Record excerpts =>

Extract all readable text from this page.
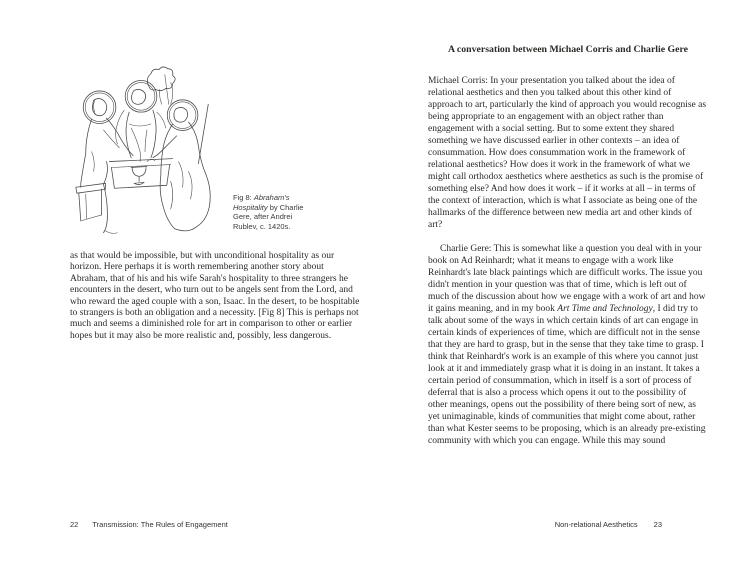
Fig 8: Abraham's Hospitality by Charlie Gere, after Andrei Rublev, c. 1420s.
as that would be impossible, but with unconditional hospitality as our horizon. Here perhaps it is worth remembering another story about Abraham, that of his and his wife Sarah's hospitality to three strangers he encounters in the desert, who turn out to be angels sent from the Lord, and who reward the aged couple with a son, Isaac. In the desert, to be hospitable to strangers is both an obligation and a necessity. [Fig 8] This is perhaps not much and seems a diminished role for art in comparison to other or earlier hopes but it may also be more realistic and, possibly, less dangerous.
22 Transmission: The Rules of Engagement
A conversation between Michael Corris and Charlie Gere

Michael Corris: In your presentation you talked about the idea of relational aesthetics and then you talked about this other kind of approach to art, particularly the kind of approach you would recognise as being appropriate to an engagement with an object rather than engagement with a social setting. But to some extent they shared something we have discussed earlier in other contexts – an idea of consummation. How does consummation work in the framework of relational aesthetics? How does it work in the framework of what we might call orthodox aesthetics where aesthetics as such is the promise of something else? And how does it work – if it works at all – in terms of the context of interaction, which is what I associate as being one of the hallmarks of the difference between new media art and other kinds of art?

Charlie Gere: This is somewhat like a question you deal with in your book on Ad Reinhardt; what it means to engage with a work like Reinhardt's late black paintings which are difficult works. The issue you didn't mention in your question was that of time, which is left out of much of the discussion about how we engage with a work of art and how it gains meaning, and in my book Art Time and Technology, I did try to talk about some of the ways in which certain kinds of art can engage in certain kinds of experiences of time, which are difficult not in the sense that they are hard to grasp, but in the sense that they take time to grasp. I think that Reinhardt's work is an example of this where you cannot just look at it and immediately grasp what it is doing in an instant. It takes a certain period of consummation, which in itself is a sort of process of deferral that is also a process which opens it out to the possibility of other meanings, opens out the possibility of there being sort of new, as yet unimaginable, kinds of communities that might come about, rather than what Kester seems to be proposing, which is an already pre-existing community with which you can engage. While this may sound

Non-relational Aesthetics 23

Requirements =>
Gather all lines with the string "would" from the data.

Correct response =>
as that would be impossible, but with unconditional hospitality as our horizon. Here perhaps it is worth remembering another story about Abraham, that of his and his wife Sarah's hospitality to three strangers he encounters in the desert, who turn out to be angels sent from the Lord, and who reward the aged couple with a son, Isaac. In the desert, to be hospitable to strangers is both an obligation and a necessity. [Fig 8] This is perhaps not much and seems a diminished role for art in comparison to other or earlier hopes but it may also be more realistic and, possibly, less dangerous.
Michael Corris: In your presentation you talked about the idea of relational aesthetics and then you talked about this other kind of approach to art, particularly the kind of approach you would recognise as being appropriate to an engagement with an object rather than engagement with a social setting. But to some extent they shared something we have discussed earlier in other contexts – an idea of consummation. How does consummation work in the framework of relational aesthetics? How does it work in the framework of what we might call orthodox aesthetics where aesthetics as such is the promise of something else? And how does it work – if it works at all – in terms of the context of interaction, which is what I associate as being one of the hallmarks of the difference between new media art and other kinds of art?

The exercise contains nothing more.